▶ [Stated problem] Please repeat each of the following entries back word for word.

▶ [Material]
'''
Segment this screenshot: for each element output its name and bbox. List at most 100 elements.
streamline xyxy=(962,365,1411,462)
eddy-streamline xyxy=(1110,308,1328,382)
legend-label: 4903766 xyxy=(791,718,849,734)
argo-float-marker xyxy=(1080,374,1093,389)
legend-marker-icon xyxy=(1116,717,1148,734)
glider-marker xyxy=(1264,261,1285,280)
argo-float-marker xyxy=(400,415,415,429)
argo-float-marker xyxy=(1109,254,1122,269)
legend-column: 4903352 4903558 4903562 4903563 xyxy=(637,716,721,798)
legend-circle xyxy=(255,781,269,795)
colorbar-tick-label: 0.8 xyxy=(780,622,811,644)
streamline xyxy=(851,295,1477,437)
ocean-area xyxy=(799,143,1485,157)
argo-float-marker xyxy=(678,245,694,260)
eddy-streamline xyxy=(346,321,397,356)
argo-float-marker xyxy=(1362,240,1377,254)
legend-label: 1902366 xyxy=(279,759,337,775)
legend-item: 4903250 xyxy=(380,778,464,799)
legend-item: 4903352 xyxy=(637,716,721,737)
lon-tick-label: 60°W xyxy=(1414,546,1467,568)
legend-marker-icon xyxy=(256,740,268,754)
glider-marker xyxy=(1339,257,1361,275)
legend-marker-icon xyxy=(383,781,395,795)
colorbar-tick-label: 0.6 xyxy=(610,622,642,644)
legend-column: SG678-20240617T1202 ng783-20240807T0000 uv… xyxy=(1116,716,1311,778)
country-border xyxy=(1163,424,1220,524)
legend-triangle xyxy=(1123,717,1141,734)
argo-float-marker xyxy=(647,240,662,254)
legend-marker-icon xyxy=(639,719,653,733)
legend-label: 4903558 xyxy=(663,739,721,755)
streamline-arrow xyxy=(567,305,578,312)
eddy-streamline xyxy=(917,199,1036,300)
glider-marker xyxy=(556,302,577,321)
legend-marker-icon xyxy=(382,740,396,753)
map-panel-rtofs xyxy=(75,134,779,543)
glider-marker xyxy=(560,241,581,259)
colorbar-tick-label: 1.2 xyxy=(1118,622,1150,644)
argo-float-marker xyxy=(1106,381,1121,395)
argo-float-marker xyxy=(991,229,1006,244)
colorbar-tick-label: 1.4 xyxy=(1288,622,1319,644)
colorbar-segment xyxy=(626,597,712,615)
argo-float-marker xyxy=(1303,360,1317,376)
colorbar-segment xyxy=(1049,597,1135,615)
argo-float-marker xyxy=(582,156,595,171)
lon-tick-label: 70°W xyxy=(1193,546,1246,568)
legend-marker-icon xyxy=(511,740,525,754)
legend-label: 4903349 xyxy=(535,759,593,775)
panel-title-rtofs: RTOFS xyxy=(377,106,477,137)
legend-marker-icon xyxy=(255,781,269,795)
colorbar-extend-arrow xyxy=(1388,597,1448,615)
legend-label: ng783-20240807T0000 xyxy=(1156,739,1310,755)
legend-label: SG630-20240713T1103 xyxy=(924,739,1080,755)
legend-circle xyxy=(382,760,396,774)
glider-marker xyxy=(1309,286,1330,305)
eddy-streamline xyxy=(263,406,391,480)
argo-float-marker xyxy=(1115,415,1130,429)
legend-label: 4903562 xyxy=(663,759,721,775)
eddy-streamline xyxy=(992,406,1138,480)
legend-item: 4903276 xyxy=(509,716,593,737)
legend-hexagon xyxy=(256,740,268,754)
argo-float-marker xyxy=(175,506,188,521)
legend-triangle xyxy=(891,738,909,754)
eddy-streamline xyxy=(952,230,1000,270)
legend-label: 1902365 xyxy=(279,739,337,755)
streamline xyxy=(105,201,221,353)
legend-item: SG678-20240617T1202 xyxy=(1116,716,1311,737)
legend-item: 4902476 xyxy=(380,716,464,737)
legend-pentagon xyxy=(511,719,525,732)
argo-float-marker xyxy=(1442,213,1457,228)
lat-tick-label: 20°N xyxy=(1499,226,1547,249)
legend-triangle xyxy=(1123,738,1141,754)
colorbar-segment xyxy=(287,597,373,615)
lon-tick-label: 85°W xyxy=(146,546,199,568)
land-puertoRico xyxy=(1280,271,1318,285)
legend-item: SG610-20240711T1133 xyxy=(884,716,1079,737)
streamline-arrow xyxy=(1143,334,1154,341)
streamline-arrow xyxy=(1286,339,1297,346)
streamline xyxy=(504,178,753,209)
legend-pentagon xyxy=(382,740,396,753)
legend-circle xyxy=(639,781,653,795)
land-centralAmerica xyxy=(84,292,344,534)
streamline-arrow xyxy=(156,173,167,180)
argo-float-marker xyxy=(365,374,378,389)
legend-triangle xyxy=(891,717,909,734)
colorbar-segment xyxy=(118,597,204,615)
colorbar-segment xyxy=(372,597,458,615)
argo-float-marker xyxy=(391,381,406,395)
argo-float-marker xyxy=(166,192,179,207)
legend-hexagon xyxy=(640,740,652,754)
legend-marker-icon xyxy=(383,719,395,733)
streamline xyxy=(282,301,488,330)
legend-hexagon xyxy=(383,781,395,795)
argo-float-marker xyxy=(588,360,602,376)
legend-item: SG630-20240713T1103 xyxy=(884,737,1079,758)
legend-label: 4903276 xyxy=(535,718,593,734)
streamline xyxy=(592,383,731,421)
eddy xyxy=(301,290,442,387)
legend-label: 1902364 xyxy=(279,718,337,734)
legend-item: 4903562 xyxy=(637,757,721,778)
'''
▶ [Right answer]
Segment this screenshot: for each element output its name and bbox. List at most 100 elements.
streamline xyxy=(962,365,1411,462)
eddy-streamline xyxy=(1110,308,1328,382)
legend-label: 4903766 xyxy=(791,718,849,734)
argo-float-marker xyxy=(1080,374,1093,389)
legend-marker-icon xyxy=(1116,717,1148,734)
glider-marker xyxy=(1264,261,1285,280)
argo-float-marker xyxy=(400,415,415,429)
argo-float-marker xyxy=(1109,254,1122,269)
legend-column: 4903352 4903558 4903562 4903563 xyxy=(637,716,721,798)
legend-circle xyxy=(255,781,269,795)
colorbar-tick-label: 0.8 xyxy=(780,622,811,644)
streamline xyxy=(851,295,1477,437)
ocean-area xyxy=(799,143,1485,157)
argo-float-marker xyxy=(678,245,694,260)
eddy-streamline xyxy=(346,321,397,356)
argo-float-marker xyxy=(1362,240,1377,254)
legend-label: 1902366 xyxy=(279,759,337,775)
legend-item: 4903250 xyxy=(380,778,464,799)
legend-item: 4903352 xyxy=(637,716,721,737)
lon-tick-label: 60°W xyxy=(1414,546,1467,568)
legend-marker-icon xyxy=(256,740,268,754)
glider-marker xyxy=(1339,257,1361,275)
legend-marker-icon xyxy=(383,781,395,795)
colorbar-tick-label: 0.6 xyxy=(610,622,642,644)
legend-column: SG678-20240617T1202 ng783-20240807T0000 uv… xyxy=(1116,716,1311,778)
country-border xyxy=(1163,424,1220,524)
legend-triangle xyxy=(1123,717,1141,734)
argo-float-marker xyxy=(647,240,662,254)
legend-marker-icon xyxy=(639,719,653,733)
legend-label: 4903558 xyxy=(663,739,721,755)
streamline-arrow xyxy=(567,305,578,312)
eddy-streamline xyxy=(917,199,1036,300)
glider-marker xyxy=(556,302,577,321)
legend-marker-icon xyxy=(382,740,396,753)
map-panel-rtofs xyxy=(75,134,779,543)
glider-marker xyxy=(560,241,581,259)
colorbar-tick-label: 1.2 xyxy=(1118,622,1150,644)
argo-float-marker xyxy=(1106,381,1121,395)
argo-float-marker xyxy=(991,229,1006,244)
colorbar-tick-label: 1.4 xyxy=(1288,622,1319,644)
colorbar-segment xyxy=(626,597,712,615)
argo-float-marker xyxy=(1303,360,1317,376)
colorbar-segment xyxy=(1049,597,1135,615)
argo-float-marker xyxy=(582,156,595,171)
lon-tick-label: 70°W xyxy=(1193,546,1246,568)
legend-marker-icon xyxy=(511,740,525,754)
legend-label: 4903349 xyxy=(535,759,593,775)
panel-title-rtofs: RTOFS xyxy=(377,106,477,137)
legend-marker-icon xyxy=(255,781,269,795)
colorbar-extend-arrow xyxy=(1388,597,1448,615)
legend-label: ng783-20240807T0000 xyxy=(1156,739,1310,755)
legend-label: SG630-20240713T1103 xyxy=(924,739,1080,755)
legend-circle xyxy=(382,760,396,774)
glider-marker xyxy=(1309,286,1330,305)
eddy-streamline xyxy=(263,406,391,480)
argo-float-marker xyxy=(1115,415,1130,429)
legend-label: 4903562 xyxy=(663,759,721,775)
eddy-streamline xyxy=(992,406,1138,480)
legend-item: 4903276 xyxy=(509,716,593,737)
legend-hexagon xyxy=(256,740,268,754)
argo-float-marker xyxy=(175,506,188,521)
legend-triangle xyxy=(891,738,909,754)
eddy-streamline xyxy=(952,230,1000,270)
legend-label: 1902365 xyxy=(279,739,337,755)
streamline xyxy=(105,201,221,353)
legend-item: SG678-20240617T1202 xyxy=(1116,716,1311,737)
legend-item: 4902476 xyxy=(380,716,464,737)
legend-pentagon xyxy=(511,719,525,732)
argo-float-marker xyxy=(1442,213,1457,228)
lat-tick-label: 20°N xyxy=(1499,226,1547,249)
legend-triangle xyxy=(1123,738,1141,754)
colorbar-segment xyxy=(287,597,373,615)
lon-tick-label: 85°W xyxy=(146,546,199,568)
land-puertoRico xyxy=(1280,271,1318,285)
legend-item: SG610-20240711T1133 xyxy=(884,716,1079,737)
streamline-arrow xyxy=(1143,334,1154,341)
streamline-arrow xyxy=(1286,339,1297,346)
streamline xyxy=(504,178,753,209)
legend-pentagon xyxy=(382,740,396,753)
legend-circle xyxy=(639,781,653,795)
land-centralAmerica xyxy=(84,292,344,534)
streamline-arrow xyxy=(156,173,167,180)
argo-float-marker xyxy=(365,374,378,389)
legend-triangle xyxy=(891,717,909,734)
colorbar-segment xyxy=(118,597,204,615)
colorbar-segment xyxy=(372,597,458,615)
argo-float-marker xyxy=(391,381,406,395)
argo-float-marker xyxy=(166,192,179,207)
legend-hexagon xyxy=(640,740,652,754)
legend-marker-icon xyxy=(383,719,395,733)
streamline xyxy=(282,301,488,330)
legend-hexagon xyxy=(383,781,395,795)
argo-float-marker xyxy=(588,360,602,376)
legend-item: SG630-20240713T1103 xyxy=(884,737,1079,758)
legend-label: 4903276 xyxy=(535,718,593,734)
streamline xyxy=(592,383,731,421)
eddy xyxy=(301,290,442,387)
legend-label: 1902364 xyxy=(279,718,337,734)
legend-item: 4903562 xyxy=(637,757,721,778)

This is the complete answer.